EXERCISE INSTRUCTIONS — Output each entry that follows exactly. Images stay out.

Stored data entries
******************************
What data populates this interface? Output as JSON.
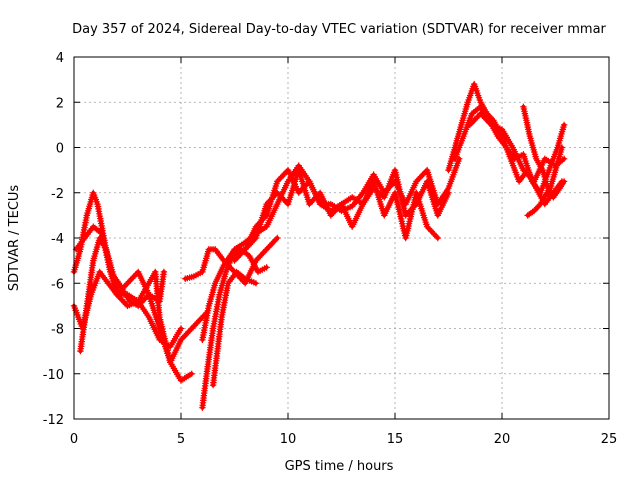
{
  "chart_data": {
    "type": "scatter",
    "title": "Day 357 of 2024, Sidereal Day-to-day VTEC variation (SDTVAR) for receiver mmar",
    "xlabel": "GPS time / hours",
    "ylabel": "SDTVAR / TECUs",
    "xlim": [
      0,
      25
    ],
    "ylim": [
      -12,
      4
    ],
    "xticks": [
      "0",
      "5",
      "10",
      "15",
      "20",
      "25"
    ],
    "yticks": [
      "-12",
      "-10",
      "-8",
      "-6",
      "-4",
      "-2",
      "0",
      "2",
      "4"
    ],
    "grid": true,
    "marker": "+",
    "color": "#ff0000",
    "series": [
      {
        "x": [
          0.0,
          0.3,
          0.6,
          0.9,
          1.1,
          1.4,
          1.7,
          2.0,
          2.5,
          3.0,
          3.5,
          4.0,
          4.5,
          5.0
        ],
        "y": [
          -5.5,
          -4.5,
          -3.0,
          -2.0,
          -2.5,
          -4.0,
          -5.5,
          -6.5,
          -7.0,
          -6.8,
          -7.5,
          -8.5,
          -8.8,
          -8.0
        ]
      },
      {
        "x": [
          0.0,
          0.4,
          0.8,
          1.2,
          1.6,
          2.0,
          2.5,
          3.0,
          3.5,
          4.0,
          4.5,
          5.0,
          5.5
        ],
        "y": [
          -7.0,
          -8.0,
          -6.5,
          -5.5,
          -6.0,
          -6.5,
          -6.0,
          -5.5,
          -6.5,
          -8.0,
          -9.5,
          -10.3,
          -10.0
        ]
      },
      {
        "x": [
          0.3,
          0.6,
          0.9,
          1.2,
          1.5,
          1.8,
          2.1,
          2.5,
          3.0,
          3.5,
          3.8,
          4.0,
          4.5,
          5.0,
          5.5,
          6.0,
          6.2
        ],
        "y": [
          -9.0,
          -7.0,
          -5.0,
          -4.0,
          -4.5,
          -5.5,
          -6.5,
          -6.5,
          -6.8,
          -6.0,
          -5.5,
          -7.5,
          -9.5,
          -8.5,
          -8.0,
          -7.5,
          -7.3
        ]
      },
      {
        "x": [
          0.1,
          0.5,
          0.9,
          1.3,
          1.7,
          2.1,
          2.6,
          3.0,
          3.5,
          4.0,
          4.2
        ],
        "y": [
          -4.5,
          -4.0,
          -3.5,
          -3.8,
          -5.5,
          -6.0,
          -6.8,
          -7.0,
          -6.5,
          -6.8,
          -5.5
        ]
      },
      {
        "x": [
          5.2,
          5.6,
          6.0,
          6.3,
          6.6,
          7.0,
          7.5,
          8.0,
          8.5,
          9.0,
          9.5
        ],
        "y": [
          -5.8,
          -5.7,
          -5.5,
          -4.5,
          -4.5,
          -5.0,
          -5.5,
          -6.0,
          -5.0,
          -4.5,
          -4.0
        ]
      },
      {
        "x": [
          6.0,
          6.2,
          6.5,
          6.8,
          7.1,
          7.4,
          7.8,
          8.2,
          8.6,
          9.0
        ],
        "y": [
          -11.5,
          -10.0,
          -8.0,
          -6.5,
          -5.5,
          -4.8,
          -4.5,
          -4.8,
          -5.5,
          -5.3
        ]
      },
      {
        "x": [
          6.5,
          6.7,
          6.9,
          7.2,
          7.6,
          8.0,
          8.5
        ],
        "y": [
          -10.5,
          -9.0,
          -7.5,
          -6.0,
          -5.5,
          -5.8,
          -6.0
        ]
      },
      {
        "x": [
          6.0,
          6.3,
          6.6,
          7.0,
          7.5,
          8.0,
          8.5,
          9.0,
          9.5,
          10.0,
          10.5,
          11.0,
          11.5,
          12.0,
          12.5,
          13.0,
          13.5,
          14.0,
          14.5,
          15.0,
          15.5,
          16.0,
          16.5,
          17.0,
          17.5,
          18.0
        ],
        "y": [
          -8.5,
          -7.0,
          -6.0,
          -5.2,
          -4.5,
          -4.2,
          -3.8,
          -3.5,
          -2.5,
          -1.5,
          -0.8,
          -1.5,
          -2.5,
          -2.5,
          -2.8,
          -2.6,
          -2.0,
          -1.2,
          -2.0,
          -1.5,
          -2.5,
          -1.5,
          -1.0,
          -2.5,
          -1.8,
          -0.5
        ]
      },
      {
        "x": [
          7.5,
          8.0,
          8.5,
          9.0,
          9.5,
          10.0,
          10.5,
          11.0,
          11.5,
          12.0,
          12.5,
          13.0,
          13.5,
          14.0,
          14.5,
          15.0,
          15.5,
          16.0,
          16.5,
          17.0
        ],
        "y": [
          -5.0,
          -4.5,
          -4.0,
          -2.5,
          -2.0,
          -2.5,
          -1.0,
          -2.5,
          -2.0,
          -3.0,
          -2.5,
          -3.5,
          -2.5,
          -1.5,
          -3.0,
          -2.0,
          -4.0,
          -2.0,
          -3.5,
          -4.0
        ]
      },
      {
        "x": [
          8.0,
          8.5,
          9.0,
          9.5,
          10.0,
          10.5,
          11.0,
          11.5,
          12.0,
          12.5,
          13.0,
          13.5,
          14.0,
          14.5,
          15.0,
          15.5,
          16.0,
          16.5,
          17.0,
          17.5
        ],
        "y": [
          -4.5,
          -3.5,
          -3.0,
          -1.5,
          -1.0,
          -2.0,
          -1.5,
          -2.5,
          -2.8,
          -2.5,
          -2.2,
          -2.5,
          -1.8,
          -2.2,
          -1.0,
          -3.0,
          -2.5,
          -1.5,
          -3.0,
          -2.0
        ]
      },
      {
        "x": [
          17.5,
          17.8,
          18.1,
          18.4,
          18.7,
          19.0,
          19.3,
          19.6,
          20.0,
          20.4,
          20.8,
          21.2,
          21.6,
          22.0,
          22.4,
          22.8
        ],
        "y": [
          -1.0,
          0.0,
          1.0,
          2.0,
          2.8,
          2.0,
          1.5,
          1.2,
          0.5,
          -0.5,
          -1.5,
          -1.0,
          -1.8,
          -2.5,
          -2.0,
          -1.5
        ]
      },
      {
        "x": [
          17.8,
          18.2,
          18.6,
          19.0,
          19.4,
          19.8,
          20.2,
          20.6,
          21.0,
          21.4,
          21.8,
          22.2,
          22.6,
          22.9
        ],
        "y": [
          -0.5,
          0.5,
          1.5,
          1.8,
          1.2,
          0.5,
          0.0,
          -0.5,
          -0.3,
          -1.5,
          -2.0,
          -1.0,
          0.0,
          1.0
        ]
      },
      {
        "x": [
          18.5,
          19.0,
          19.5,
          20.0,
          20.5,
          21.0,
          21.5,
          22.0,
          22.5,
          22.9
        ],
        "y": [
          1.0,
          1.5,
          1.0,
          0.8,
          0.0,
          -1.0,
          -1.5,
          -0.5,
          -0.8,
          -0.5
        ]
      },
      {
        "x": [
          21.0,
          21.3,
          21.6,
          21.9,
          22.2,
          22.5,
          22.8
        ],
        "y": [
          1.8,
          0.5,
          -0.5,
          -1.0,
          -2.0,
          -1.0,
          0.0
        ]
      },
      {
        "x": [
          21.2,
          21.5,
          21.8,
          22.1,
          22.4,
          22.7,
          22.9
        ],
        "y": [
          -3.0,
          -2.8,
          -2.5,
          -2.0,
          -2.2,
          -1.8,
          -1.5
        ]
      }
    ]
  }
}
******************************
TASK ANSWER —
What data populates this interface? Output as JSON.
{
  "chart_data": {
    "type": "scatter",
    "title": "Day 357 of 2024, Sidereal Day-to-day VTEC variation (SDTVAR) for receiver mmar",
    "xlabel": "GPS time / hours",
    "ylabel": "SDTVAR / TECUs",
    "xlim": [
      0,
      25
    ],
    "ylim": [
      -12,
      4
    ],
    "xticks": [
      "0",
      "5",
      "10",
      "15",
      "20",
      "25"
    ],
    "yticks": [
      "-12",
      "-10",
      "-8",
      "-6",
      "-4",
      "-2",
      "0",
      "2",
      "4"
    ],
    "grid": true,
    "marker": "+",
    "color": "#ff0000",
    "series": [
      {
        "x": [
          0.0,
          0.3,
          0.6,
          0.9,
          1.1,
          1.4,
          1.7,
          2.0,
          2.5,
          3.0,
          3.5,
          4.0,
          4.5,
          5.0
        ],
        "y": [
          -5.5,
          -4.5,
          -3.0,
          -2.0,
          -2.5,
          -4.0,
          -5.5,
          -6.5,
          -7.0,
          -6.8,
          -7.5,
          -8.5,
          -8.8,
          -8.0
        ]
      },
      {
        "x": [
          0.0,
          0.4,
          0.8,
          1.2,
          1.6,
          2.0,
          2.5,
          3.0,
          3.5,
          4.0,
          4.5,
          5.0,
          5.5
        ],
        "y": [
          -7.0,
          -8.0,
          -6.5,
          -5.5,
          -6.0,
          -6.5,
          -6.0,
          -5.5,
          -6.5,
          -8.0,
          -9.5,
          -10.3,
          -10.0
        ]
      },
      {
        "x": [
          0.3,
          0.6,
          0.9,
          1.2,
          1.5,
          1.8,
          2.1,
          2.5,
          3.0,
          3.5,
          3.8,
          4.0,
          4.5,
          5.0,
          5.5,
          6.0,
          6.2
        ],
        "y": [
          -9.0,
          -7.0,
          -5.0,
          -4.0,
          -4.5,
          -5.5,
          -6.5,
          -6.5,
          -6.8,
          -6.0,
          -5.5,
          -7.5,
          -9.5,
          -8.5,
          -8.0,
          -7.5,
          -7.3
        ]
      },
      {
        "x": [
          0.1,
          0.5,
          0.9,
          1.3,
          1.7,
          2.1,
          2.6,
          3.0,
          3.5,
          4.0,
          4.2
        ],
        "y": [
          -4.5,
          -4.0,
          -3.5,
          -3.8,
          -5.5,
          -6.0,
          -6.8,
          -7.0,
          -6.5,
          -6.8,
          -5.5
        ]
      },
      {
        "x": [
          5.2,
          5.6,
          6.0,
          6.3,
          6.6,
          7.0,
          7.5,
          8.0,
          8.5,
          9.0,
          9.5
        ],
        "y": [
          -5.8,
          -5.7,
          -5.5,
          -4.5,
          -4.5,
          -5.0,
          -5.5,
          -6.0,
          -5.0,
          -4.5,
          -4.0
        ]
      },
      {
        "x": [
          6.0,
          6.2,
          6.5,
          6.8,
          7.1,
          7.4,
          7.8,
          8.2,
          8.6,
          9.0
        ],
        "y": [
          -11.5,
          -10.0,
          -8.0,
          -6.5,
          -5.5,
          -4.8,
          -4.5,
          -4.8,
          -5.5,
          -5.3
        ]
      },
      {
        "x": [
          6.5,
          6.7,
          6.9,
          7.2,
          7.6,
          8.0,
          8.5
        ],
        "y": [
          -10.5,
          -9.0,
          -7.5,
          -6.0,
          -5.5,
          -5.8,
          -6.0
        ]
      },
      {
        "x": [
          6.0,
          6.3,
          6.6,
          7.0,
          7.5,
          8.0,
          8.5,
          9.0,
          9.5,
          10.0,
          10.5,
          11.0,
          11.5,
          12.0,
          12.5,
          13.0,
          13.5,
          14.0,
          14.5,
          15.0,
          15.5,
          16.0,
          16.5,
          17.0,
          17.5,
          18.0
        ],
        "y": [
          -8.5,
          -7.0,
          -6.0,
          -5.2,
          -4.5,
          -4.2,
          -3.8,
          -3.5,
          -2.5,
          -1.5,
          -0.8,
          -1.5,
          -2.5,
          -2.5,
          -2.8,
          -2.6,
          -2.0,
          -1.2,
          -2.0,
          -1.5,
          -2.5,
          -1.5,
          -1.0,
          -2.5,
          -1.8,
          -0.5
        ]
      },
      {
        "x": [
          7.5,
          8.0,
          8.5,
          9.0,
          9.5,
          10.0,
          10.5,
          11.0,
          11.5,
          12.0,
          12.5,
          13.0,
          13.5,
          14.0,
          14.5,
          15.0,
          15.5,
          16.0,
          16.5,
          17.0
        ],
        "y": [
          -5.0,
          -4.5,
          -4.0,
          -2.5,
          -2.0,
          -2.5,
          -1.0,
          -2.5,
          -2.0,
          -3.0,
          -2.5,
          -3.5,
          -2.5,
          -1.5,
          -3.0,
          -2.0,
          -4.0,
          -2.0,
          -3.5,
          -4.0
        ]
      },
      {
        "x": [
          8.0,
          8.5,
          9.0,
          9.5,
          10.0,
          10.5,
          11.0,
          11.5,
          12.0,
          12.5,
          13.0,
          13.5,
          14.0,
          14.5,
          15.0,
          15.5,
          16.0,
          16.5,
          17.0,
          17.5
        ],
        "y": [
          -4.5,
          -3.5,
          -3.0,
          -1.5,
          -1.0,
          -2.0,
          -1.5,
          -2.5,
          -2.8,
          -2.5,
          -2.2,
          -2.5,
          -1.8,
          -2.2,
          -1.0,
          -3.0,
          -2.5,
          -1.5,
          -3.0,
          -2.0
        ]
      },
      {
        "x": [
          17.5,
          17.8,
          18.1,
          18.4,
          18.7,
          19.0,
          19.3,
          19.6,
          20.0,
          20.4,
          20.8,
          21.2,
          21.6,
          22.0,
          22.4,
          22.8
        ],
        "y": [
          -1.0,
          0.0,
          1.0,
          2.0,
          2.8,
          2.0,
          1.5,
          1.2,
          0.5,
          -0.5,
          -1.5,
          -1.0,
          -1.8,
          -2.5,
          -2.0,
          -1.5
        ]
      },
      {
        "x": [
          17.8,
          18.2,
          18.6,
          19.0,
          19.4,
          19.8,
          20.2,
          20.6,
          21.0,
          21.4,
          21.8,
          22.2,
          22.6,
          22.9
        ],
        "y": [
          -0.5,
          0.5,
          1.5,
          1.8,
          1.2,
          0.5,
          0.0,
          -0.5,
          -0.3,
          -1.5,
          -2.0,
          -1.0,
          0.0,
          1.0
        ]
      },
      {
        "x": [
          18.5,
          19.0,
          19.5,
          20.0,
          20.5,
          21.0,
          21.5,
          22.0,
          22.5,
          22.9
        ],
        "y": [
          1.0,
          1.5,
          1.0,
          0.8,
          0.0,
          -1.0,
          -1.5,
          -0.5,
          -0.8,
          -0.5
        ]
      },
      {
        "x": [
          21.0,
          21.3,
          21.6,
          21.9,
          22.2,
          22.5,
          22.8
        ],
        "y": [
          1.8,
          0.5,
          -0.5,
          -1.0,
          -2.0,
          -1.0,
          0.0
        ]
      },
      {
        "x": [
          21.2,
          21.5,
          21.8,
          22.1,
          22.4,
          22.7,
          22.9
        ],
        "y": [
          -3.0,
          -2.8,
          -2.5,
          -2.0,
          -2.2,
          -1.8,
          -1.5
        ]
      }
    ]
  }
}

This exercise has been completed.